▶ _TASK STATEMENT_: Could you transcribe the material below exactly, without leaving out a single line?

▶ _MATERIAL FOR THIS EXERCISE_:
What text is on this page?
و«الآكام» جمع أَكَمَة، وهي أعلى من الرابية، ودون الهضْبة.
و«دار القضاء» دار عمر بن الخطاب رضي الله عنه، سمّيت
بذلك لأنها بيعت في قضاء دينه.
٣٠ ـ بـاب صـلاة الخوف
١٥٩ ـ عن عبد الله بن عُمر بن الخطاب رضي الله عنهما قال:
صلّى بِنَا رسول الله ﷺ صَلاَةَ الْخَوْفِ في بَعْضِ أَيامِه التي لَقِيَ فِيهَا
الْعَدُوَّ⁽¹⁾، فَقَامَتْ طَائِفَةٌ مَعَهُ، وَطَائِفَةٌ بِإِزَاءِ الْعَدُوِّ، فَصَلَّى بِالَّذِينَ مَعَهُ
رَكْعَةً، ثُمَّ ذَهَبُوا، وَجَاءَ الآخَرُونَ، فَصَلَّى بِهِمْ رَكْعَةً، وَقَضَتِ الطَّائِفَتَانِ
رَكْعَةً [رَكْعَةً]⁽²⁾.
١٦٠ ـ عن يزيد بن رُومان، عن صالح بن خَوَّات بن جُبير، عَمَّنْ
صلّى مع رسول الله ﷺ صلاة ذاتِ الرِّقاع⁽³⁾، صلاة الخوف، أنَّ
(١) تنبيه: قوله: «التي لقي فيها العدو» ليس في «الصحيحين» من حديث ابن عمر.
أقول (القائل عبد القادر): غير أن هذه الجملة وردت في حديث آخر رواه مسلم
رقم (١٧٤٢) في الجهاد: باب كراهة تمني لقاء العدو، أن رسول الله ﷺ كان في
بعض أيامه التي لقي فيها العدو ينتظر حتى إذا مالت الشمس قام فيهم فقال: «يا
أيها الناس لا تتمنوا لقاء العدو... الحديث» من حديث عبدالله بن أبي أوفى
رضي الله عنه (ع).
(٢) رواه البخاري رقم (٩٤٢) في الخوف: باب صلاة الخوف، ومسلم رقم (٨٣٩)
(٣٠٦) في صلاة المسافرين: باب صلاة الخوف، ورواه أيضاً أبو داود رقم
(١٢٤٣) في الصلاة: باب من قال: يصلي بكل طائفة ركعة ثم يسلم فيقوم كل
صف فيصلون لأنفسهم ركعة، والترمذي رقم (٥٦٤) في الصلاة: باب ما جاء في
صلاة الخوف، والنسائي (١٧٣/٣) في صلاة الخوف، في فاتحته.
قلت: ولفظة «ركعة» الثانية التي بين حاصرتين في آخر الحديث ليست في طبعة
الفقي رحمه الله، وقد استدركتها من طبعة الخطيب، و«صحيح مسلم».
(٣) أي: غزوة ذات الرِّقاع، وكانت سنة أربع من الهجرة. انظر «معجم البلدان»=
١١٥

▶ _RESULT OF THE EXERCISE_:
What text is on this page?
و«الآكام» جمع أَكَمَة، وهي أعلى من الرابية، ودون الهضْبة.
و«دار القضاء» دار عمر بن الخطاب رضي الله عنه، سمّيت
بذلك لأنها بيعت في قضاء دينه.
٣٠ ـ بـاب صـلاة الخوف
١٥٩ ـ عن عبد الله بن عُمر بن الخطاب رضي الله عنهما قال:
صلّى بِنَا رسول الله ﷺ صَلاَةَ الْخَوْفِ في بَعْضِ أَيامِه التي لَقِيَ فِيهَا
الْعَدُوَّ⁽¹⁾، فَقَامَتْ طَائِفَةٌ مَعَهُ، وَطَائِفَةٌ بِإِزَاءِ الْعَدُوِّ، فَصَلَّى بِالَّذِينَ مَعَهُ
رَكْعَةً، ثُمَّ ذَهَبُوا، وَجَاءَ الآخَرُونَ، فَصَلَّى بِهِمْ رَكْعَةً، وَقَضَتِ الطَّائِفَتَانِ
رَكْعَةً [رَكْعَةً]⁽²⁾.
١٦٠ ـ عن يزيد بن رُومان، عن صالح بن خَوَّات بن جُبير، عَمَّنْ
صلّى مع رسول الله ﷺ صلاة ذاتِ الرِّقاع⁽³⁾، صلاة الخوف، أنَّ
(١) تنبيه: قوله: «التي لقي فيها العدو» ليس في «الصحيحين» من حديث ابن عمر.
أقول (القائل عبد القادر): غير أن هذه الجملة وردت في حديث آخر رواه مسلم
رقم (١٧٤٢) في الجهاد: باب كراهة تمني لقاء العدو، أن رسول الله ﷺ كان في
بعض أيامه التي لقي فيها العدو ينتظر حتى إذا مالت الشمس قام فيهم فقال: «يا
أيها الناس لا تتمنوا لقاء العدو... الحديث» من حديث عبدالله بن أبي أوفى
رضي الله عنه (ع).
(٢) رواه البخاري رقم (٩٤٢) في الخوف: باب صلاة الخوف، ومسلم رقم (٨٣٩)
(٣٠٦) في صلاة المسافرين: باب صلاة الخوف، ورواه أيضاً أبو داود رقم
(١٢٤٣) في الصلاة: باب من قال: يصلي بكل طائفة ركعة ثم يسلم فيقوم كل
صف فيصلون لأنفسهم ركعة، والترمذي رقم (٥٦٤) في الصلاة: باب ما جاء في
صلاة الخوف، والنسائي (١٧٣/٣) في صلاة الخوف، في فاتحته.
قلت: ولفظة «ركعة» الثانية التي بين حاصرتين في آخر الحديث ليست في طبعة
الفقي رحمه الله، وقد استدركتها من طبعة الخطيب، و«صحيح مسلم».
(٣) أي: غزوة ذات الرِّقاع، وكانت سنة أربع من الهجرة. انظر «معجم البلدان»=
١١٥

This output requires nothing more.